# DOCUMENT PASSAGE

------------------------------------

I think the insurance industry is well-aware of the need for innovation and many companies are at the beginning of innovating, but innovation takes time. While we recognize the need, it will take time to implement. As a startup, we don’t have a hierarchical structure or have as many constraints. We can build anything we want without waiting for the approval of senior management. What insurtech can bring is the speed to market, the ability to adapt, and to implement changes and help insurers prove the concept in the most cost-effective way.
In what ways has COVID-19 impacted the sharing economy and your business? What are your predictions for the growth and trajectory of the sharing economy?
A 2015 PWC report showed that revenue from the sharing economy was $15 billion in 2013 and would reach $335 billion in 2025. That’s a phenomenal increase in the market within 12 years. I think the COVID-19 pandemic really accelerated the sharing economy. There are so many businesses that did fantastically well during the pandemic, including businesses in logistics and delivery, and the insurtechs that are operating in that space. From the product delivery, customer-facing side, we didn’t have a problem because we were already set up to operate online. However, it did impact our customers and some of them didn’t renew their insurance or either postponed or changed their policy.

------------------------------------

# EXTRACTED RECORDS
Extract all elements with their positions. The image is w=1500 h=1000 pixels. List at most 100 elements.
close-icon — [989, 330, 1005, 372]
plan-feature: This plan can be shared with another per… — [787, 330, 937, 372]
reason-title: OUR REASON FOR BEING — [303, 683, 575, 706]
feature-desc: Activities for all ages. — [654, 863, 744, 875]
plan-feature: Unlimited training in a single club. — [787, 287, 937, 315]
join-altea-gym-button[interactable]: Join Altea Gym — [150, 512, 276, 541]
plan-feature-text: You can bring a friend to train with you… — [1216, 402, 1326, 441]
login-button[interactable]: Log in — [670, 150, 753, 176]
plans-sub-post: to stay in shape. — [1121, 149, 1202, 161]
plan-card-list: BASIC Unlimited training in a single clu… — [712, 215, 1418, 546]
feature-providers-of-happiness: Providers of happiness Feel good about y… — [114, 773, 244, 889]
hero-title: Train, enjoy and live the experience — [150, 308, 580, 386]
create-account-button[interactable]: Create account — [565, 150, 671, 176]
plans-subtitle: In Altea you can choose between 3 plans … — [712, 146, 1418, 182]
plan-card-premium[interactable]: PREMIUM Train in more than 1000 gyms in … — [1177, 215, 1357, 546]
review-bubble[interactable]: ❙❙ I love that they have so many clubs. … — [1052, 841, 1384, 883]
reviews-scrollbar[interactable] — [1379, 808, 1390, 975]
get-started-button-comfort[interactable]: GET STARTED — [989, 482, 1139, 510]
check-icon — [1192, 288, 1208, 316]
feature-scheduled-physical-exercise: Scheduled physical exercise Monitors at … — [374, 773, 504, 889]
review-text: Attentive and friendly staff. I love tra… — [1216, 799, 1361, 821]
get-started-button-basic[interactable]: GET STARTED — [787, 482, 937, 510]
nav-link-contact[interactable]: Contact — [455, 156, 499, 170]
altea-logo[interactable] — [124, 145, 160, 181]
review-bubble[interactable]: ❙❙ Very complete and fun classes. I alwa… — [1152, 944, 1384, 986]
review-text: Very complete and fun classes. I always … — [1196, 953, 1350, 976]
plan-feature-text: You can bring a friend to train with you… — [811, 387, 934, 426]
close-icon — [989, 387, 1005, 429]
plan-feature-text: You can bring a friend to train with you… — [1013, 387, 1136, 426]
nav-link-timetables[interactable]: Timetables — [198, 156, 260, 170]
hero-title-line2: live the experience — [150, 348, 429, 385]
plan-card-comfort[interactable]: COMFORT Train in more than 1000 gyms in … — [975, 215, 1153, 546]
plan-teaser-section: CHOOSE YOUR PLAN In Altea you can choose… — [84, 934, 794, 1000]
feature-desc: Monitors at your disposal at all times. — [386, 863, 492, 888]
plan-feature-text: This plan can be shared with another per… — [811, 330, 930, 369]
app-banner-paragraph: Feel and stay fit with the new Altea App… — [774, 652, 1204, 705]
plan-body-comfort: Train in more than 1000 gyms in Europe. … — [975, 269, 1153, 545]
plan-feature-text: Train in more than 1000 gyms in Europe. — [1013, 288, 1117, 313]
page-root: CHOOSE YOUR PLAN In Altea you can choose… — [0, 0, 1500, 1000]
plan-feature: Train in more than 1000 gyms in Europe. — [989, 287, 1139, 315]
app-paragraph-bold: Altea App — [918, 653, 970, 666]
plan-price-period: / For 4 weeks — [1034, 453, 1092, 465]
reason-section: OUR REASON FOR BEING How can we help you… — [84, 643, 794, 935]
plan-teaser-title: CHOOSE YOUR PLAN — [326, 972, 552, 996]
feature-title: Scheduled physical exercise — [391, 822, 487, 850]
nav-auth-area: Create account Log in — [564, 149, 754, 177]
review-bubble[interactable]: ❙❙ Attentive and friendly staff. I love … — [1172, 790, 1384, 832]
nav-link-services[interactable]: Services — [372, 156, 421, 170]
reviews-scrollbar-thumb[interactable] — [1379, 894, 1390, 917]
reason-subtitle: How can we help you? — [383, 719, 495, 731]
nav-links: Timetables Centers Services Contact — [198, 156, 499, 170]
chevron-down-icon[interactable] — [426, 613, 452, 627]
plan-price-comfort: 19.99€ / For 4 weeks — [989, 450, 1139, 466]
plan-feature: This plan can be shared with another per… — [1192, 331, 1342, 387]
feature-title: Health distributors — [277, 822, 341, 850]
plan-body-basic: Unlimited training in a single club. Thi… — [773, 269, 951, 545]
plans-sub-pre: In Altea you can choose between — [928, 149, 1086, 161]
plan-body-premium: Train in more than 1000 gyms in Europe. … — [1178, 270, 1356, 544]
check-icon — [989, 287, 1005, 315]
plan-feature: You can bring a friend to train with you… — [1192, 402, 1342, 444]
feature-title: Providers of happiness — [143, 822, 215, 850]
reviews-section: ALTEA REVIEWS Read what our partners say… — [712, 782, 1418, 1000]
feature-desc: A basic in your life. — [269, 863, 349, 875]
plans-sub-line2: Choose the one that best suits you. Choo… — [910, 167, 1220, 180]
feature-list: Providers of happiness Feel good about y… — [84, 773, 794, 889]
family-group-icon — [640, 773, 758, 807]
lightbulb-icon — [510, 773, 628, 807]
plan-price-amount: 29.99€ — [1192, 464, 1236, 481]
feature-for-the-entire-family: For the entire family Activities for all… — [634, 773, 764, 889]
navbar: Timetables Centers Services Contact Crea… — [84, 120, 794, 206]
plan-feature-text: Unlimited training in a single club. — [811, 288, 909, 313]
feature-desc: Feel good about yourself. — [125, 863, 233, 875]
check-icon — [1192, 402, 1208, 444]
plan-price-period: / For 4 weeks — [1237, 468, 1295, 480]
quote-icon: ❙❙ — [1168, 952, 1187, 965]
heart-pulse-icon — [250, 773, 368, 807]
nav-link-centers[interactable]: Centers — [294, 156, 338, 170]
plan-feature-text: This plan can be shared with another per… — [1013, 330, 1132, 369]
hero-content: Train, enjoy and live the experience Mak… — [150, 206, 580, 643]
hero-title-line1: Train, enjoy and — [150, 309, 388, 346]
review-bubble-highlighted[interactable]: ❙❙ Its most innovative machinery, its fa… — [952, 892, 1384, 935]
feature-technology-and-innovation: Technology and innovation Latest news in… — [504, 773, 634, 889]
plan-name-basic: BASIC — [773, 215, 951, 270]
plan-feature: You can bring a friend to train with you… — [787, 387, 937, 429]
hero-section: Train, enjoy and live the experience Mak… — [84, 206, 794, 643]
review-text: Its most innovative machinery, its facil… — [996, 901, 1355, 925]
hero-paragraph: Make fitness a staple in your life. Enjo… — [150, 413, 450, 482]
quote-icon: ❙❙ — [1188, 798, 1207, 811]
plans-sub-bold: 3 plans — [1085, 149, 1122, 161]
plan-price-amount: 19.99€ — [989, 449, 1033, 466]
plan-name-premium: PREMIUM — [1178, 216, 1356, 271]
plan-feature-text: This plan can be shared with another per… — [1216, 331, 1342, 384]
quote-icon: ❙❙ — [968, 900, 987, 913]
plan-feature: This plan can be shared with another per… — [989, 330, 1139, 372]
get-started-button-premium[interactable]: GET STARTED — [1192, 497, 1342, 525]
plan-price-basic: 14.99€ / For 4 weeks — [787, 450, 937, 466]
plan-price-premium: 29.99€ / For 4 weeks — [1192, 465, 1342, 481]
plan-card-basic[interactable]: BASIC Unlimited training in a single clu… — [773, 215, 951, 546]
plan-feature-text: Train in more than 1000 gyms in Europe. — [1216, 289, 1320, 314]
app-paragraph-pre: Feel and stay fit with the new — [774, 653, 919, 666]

------------------------------------

# EXPLORE THE MATERIAL
(A) List every calendar year mentioned in the passage on insurtech and the sharing economy.
(B) Copy the passage on insurtech and the sharing economy from "In what ways" up to and including "changed their policy.".

# ANSWERS BY ITEM NUMBER
(A) 2015, 2013, 2025

(B)
In what ways has COVID-19 impacted the sharing economy and your business? What are your predictions for the growth and trajectory of the sharing economy?
A 2015 PWC report showed that revenue from the sharing economy was $15 billion in 2013 and would reach $335 billion in 2025. That’s a phenomenal increase in the market within 12 years. I think the COVID-19 pandemic really accelerated the sharing economy. There are so many businesses that did fantastically well during the pandemic, including businesses in logistics and delivery, and the insurtechs that are operating in that space. From the product delivery, customer-facing side, we didn’t have a problem because we were already set up to operate online. However, it did impact our customers and some of them didn’t renew their insurance or either postponed or changed their policy.